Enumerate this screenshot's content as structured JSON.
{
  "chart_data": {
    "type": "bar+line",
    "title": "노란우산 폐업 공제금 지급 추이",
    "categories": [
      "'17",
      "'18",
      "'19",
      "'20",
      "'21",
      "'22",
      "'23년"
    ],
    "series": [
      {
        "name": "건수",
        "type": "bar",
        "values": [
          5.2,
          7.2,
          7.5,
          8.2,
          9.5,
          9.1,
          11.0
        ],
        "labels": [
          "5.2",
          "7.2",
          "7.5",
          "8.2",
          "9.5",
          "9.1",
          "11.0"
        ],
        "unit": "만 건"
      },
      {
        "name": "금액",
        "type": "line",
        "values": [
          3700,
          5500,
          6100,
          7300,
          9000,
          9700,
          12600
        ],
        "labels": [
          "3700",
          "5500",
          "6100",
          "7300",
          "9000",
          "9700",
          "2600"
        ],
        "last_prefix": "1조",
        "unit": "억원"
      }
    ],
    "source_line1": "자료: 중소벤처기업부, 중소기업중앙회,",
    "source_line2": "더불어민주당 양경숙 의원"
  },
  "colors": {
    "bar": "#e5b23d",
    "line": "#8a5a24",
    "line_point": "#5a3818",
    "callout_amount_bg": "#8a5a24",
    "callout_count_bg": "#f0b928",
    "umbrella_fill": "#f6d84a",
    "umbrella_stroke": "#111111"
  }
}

TASK TO CARRY OUT:
Print the material above once more, exactly.

REPLY:
Enumerate this screenshot's content as structured JSON.
{
  "chart_data": {
    "type": "bar+line",
    "title": "노란우산 폐업 공제금 지급 추이",
    "categories": [
      "'17",
      "'18",
      "'19",
      "'20",
      "'21",
      "'22",
      "'23년"
    ],
    "series": [
      {
        "name": "건수",
        "type": "bar",
        "values": [
          5.2,
          7.2,
          7.5,
          8.2,
          9.5,
          9.1,
          11.0
        ],
        "labels": [
          "5.2",
          "7.2",
          "7.5",
          "8.2",
          "9.5",
          "9.1",
          "11.0"
        ],
        "unit": "만 건"
      },
      {
        "name": "금액",
        "type": "line",
        "values": [
          3700,
          5500,
          6100,
          7300,
          9000,
          9700,
          12600
        ],
        "labels": [
          "3700",
          "5500",
          "6100",
          "7300",
          "9000",
          "9700",
          "2600"
        ],
        "last_prefix": "1조",
        "unit": "억원"
      }
    ],
    "source_line1": "자료: 중소벤처기업부, 중소기업중앙회,",
    "source_line2": "더불어민주당 양경숙 의원"
  },
  "colors": {
    "bar": "#e5b23d",
    "line": "#8a5a24",
    "line_point": "#5a3818",
    "callout_amount_bg": "#8a5a24",
    "callout_count_bg": "#f0b928",
    "umbrella_fill": "#f6d84a",
    "umbrella_stroke": "#111111"
  }
}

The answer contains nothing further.